**Task details:**
Emit the entire listing verbatim.
--- Start of Information provided ---
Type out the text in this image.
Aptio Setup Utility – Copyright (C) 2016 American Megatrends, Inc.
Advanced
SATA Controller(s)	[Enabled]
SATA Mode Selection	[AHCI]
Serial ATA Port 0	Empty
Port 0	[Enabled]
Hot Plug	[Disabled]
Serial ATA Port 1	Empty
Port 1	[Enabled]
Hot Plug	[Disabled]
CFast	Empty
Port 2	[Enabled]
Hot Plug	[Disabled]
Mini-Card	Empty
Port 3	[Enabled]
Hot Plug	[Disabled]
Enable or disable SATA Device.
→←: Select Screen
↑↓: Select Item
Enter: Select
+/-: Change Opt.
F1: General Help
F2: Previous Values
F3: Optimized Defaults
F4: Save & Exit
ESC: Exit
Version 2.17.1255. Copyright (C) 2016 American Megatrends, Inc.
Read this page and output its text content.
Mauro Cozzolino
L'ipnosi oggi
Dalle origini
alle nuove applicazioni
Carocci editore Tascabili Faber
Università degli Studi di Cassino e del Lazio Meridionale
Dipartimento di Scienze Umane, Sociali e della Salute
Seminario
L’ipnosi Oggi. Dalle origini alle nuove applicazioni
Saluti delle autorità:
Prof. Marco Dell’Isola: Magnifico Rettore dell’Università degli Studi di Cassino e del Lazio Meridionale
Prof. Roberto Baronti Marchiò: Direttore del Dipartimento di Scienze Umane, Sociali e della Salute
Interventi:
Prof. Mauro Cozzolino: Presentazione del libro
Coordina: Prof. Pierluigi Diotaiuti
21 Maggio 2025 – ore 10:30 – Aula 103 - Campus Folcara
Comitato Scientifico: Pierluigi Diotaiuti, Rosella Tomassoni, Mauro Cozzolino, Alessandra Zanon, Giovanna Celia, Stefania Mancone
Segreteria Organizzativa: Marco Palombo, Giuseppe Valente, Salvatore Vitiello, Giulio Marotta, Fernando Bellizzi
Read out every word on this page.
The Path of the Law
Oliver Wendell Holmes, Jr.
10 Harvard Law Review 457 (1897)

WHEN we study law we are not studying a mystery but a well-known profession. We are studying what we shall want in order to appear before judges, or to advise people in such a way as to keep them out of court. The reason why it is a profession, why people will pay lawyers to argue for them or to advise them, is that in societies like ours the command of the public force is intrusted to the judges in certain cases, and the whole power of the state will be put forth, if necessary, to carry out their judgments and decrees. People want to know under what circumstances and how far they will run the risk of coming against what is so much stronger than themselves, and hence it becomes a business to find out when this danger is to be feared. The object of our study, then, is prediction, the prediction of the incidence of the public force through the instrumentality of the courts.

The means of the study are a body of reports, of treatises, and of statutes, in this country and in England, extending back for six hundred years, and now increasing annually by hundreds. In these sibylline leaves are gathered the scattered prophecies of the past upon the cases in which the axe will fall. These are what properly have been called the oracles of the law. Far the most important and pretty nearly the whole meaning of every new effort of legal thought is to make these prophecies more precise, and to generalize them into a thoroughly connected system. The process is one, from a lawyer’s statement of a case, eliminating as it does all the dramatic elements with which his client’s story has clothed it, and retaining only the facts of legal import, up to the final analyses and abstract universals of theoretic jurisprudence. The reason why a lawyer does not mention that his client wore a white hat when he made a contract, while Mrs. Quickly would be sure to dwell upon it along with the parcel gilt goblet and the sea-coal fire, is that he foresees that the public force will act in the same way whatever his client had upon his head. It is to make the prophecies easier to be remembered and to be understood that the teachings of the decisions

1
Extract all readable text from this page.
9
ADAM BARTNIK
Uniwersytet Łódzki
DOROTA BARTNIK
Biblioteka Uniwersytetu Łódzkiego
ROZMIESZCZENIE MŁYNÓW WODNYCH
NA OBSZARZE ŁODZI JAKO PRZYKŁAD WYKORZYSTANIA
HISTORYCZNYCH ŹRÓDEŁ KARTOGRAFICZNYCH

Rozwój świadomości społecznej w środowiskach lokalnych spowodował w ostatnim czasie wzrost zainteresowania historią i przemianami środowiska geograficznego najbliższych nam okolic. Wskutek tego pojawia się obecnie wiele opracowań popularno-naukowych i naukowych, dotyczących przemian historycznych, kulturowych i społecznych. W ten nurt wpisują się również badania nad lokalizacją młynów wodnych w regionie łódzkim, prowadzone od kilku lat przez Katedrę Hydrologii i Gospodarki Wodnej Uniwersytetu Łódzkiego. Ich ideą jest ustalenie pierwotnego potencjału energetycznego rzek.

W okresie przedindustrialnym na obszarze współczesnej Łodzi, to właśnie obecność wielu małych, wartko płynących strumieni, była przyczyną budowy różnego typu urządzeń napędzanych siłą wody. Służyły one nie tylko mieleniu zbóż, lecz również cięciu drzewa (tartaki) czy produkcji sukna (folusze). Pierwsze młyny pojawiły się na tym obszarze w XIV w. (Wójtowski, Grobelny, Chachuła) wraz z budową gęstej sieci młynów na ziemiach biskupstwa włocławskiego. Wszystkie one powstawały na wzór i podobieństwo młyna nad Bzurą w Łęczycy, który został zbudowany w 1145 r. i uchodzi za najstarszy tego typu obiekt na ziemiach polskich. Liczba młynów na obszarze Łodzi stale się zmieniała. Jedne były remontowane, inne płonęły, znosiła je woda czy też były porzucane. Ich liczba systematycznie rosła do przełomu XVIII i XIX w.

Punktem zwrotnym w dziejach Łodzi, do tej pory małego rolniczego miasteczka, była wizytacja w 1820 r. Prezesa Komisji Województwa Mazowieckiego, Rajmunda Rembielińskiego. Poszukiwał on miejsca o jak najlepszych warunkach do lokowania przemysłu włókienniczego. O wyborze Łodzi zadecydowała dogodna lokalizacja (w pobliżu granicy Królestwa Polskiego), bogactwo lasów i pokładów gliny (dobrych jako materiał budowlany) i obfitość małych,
--- End of Information provided ---
**The reply:**
Type out the text in this image.
Aptio Setup Utility – Copyright (C) 2016 American Megatrends, Inc.
Advanced
SATA Controller(s)	[Enabled]
SATA Mode Selection	[AHCI]
Serial ATA Port 0	Empty
Port 0	[Enabled]
Hot Plug	[Disabled]
Serial ATA Port 1	Empty
Port 1	[Enabled]
Hot Plug	[Disabled]
CFast	Empty
Port 2	[Enabled]
Hot Plug	[Disabled]
Mini-Card	Empty
Port 3	[Enabled]
Hot Plug	[Disabled]
Enable or disable SATA Device.
→←: Select Screen
↑↓: Select Item
Enter: Select
+/-: Change Opt.
F1: General Help
F2: Previous Values
F3: Optimized Defaults
F4: Save & Exit
ESC: Exit
Version 2.17.1255. Copyright (C) 2016 American Megatrends, Inc.
Read this page and output its text content.
Mauro Cozzolino
L'ipnosi oggi
Dalle origini
alle nuove applicazioni
Carocci editore Tascabili Faber
Università degli Studi di Cassino e del Lazio Meridionale
Dipartimento di Scienze Umane, Sociali e della Salute
Seminario
L’ipnosi Oggi. Dalle origini alle nuove applicazioni
Saluti delle autorità:
Prof. Marco Dell’Isola: Magnifico Rettore dell’Università degli Studi di Cassino e del Lazio Meridionale
Prof. Roberto Baronti Marchiò: Direttore del Dipartimento di Scienze Umane, Sociali e della Salute
Interventi:
Prof. Mauro Cozzolino: Presentazione del libro
Coordina: Prof. Pierluigi Diotaiuti
21 Maggio 2025 – ore 10:30 – Aula 103 - Campus Folcara
Comitato Scientifico: Pierluigi Diotaiuti, Rosella Tomassoni, Mauro Cozzolino, Alessandra Zanon, Giovanna Celia, Stefania Mancone
Segreteria Organizzativa: Marco Palombo, Giuseppe Valente, Salvatore Vitiello, Giulio Marotta, Fernando Bellizzi
Read out every word on this page.
The Path of the Law
Oliver Wendell Holmes, Jr.
10 Harvard Law Review 457 (1897)

WHEN we study law we are not studying a mystery but a well-known profession. We are studying what we shall want in order to appear before judges, or to advise people in such a way as to keep them out of court. The reason why it is a profession, why people will pay lawyers to argue for them or to advise them, is that in societies like ours the command of the public force is intrusted to the judges in certain cases, and the whole power of the state will be put forth, if necessary, to carry out their judgments and decrees. People want to know under what circumstances and how far they will run the risk of coming against what is so much stronger than themselves, and hence it becomes a business to find out when this danger is to be feared. The object of our study, then, is prediction, the prediction of the incidence of the public force through the instrumentality of the courts.

The means of the study are a body of reports, of treatises, and of statutes, in this country and in England, extending back for six hundred years, and now increasing annually by hundreds. In these sibylline leaves are gathered the scattered prophecies of the past upon the cases in which the axe will fall. These are what properly have been called the oracles of the law. Far the most important and pretty nearly the whole meaning of every new effort of legal thought is to make these prophecies more precise, and to generalize them into a thoroughly connected system. The process is one, from a lawyer’s statement of a case, eliminating as it does all the dramatic elements with which his client’s story has clothed it, and retaining only the facts of legal import, up to the final analyses and abstract universals of theoretic jurisprudence. The reason why a lawyer does not mention that his client wore a white hat when he made a contract, while Mrs. Quickly would be sure to dwell upon it along with the parcel gilt goblet and the sea-coal fire, is that he foresees that the public force will act in the same way whatever his client had upon his head. It is to make the prophecies easier to be remembered and to be understood that the teachings of the decisions

1
Extract all readable text from this page.
9
ADAM BARTNIK
Uniwersytet Łódzki
DOROTA BARTNIK
Biblioteka Uniwersytetu Łódzkiego
ROZMIESZCZENIE MŁYNÓW WODNYCH
NA OBSZARZE ŁODZI JAKO PRZYKŁAD WYKORZYSTANIA
HISTORYCZNYCH ŹRÓDEŁ KARTOGRAFICZNYCH

Rozwój świadomości społecznej w środowiskach lokalnych spowodował w ostatnim czasie wzrost zainteresowania historią i przemianami środowiska geograficznego najbliższych nam okolic. Wskutek tego pojawia się obecnie wiele opracowań popularno-naukowych i naukowych, dotyczących przemian historycznych, kulturowych i społecznych. W ten nurt wpisują się również badania nad lokalizacją młynów wodnych w regionie łódzkim, prowadzone od kilku lat przez Katedrę Hydrologii i Gospodarki Wodnej Uniwersytetu Łódzkiego. Ich ideą jest ustalenie pierwotnego potencjału energetycznego rzek.

W okresie przedindustrialnym na obszarze współczesnej Łodzi, to właśnie obecność wielu małych, wartko płynących strumieni, była przyczyną budowy różnego typu urządzeń napędzanych siłą wody. Służyły one nie tylko mieleniu zbóż, lecz również cięciu drzewa (tartaki) czy produkcji sukna (folusze). Pierwsze młyny pojawiły się na tym obszarze w XIV w. (Wójtowski, Grobelny, Chachuła) wraz z budową gęstej sieci młynów na ziemiach biskupstwa włocławskiego. Wszystkie one powstawały na wzór i podobieństwo młyna nad Bzurą w Łęczycy, który został zbudowany w 1145 r. i uchodzi za najstarszy tego typu obiekt na ziemiach polskich. Liczba młynów na obszarze Łodzi stale się zmieniała. Jedne były remontowane, inne płonęły, znosiła je woda czy też były porzucane. Ich liczba systematycznie rosła do przełomu XVIII i XIX w.

Punktem zwrotnym w dziejach Łodzi, do tej pory małego rolniczego miasteczka, była wizytacja w 1820 r. Prezesa Komisji Województwa Mazowieckiego, Rajmunda Rembielińskiego. Poszukiwał on miejsca o jak najlepszych warunkach do lokowania przemysłu włókienniczego. O wyborze Łodzi zadecydowała dogodna lokalizacja (w pobliżu granicy Królestwa Polskiego), bogactwo lasów i pokładów gliny (dobrych jako materiał budowlany) i obfitość małych,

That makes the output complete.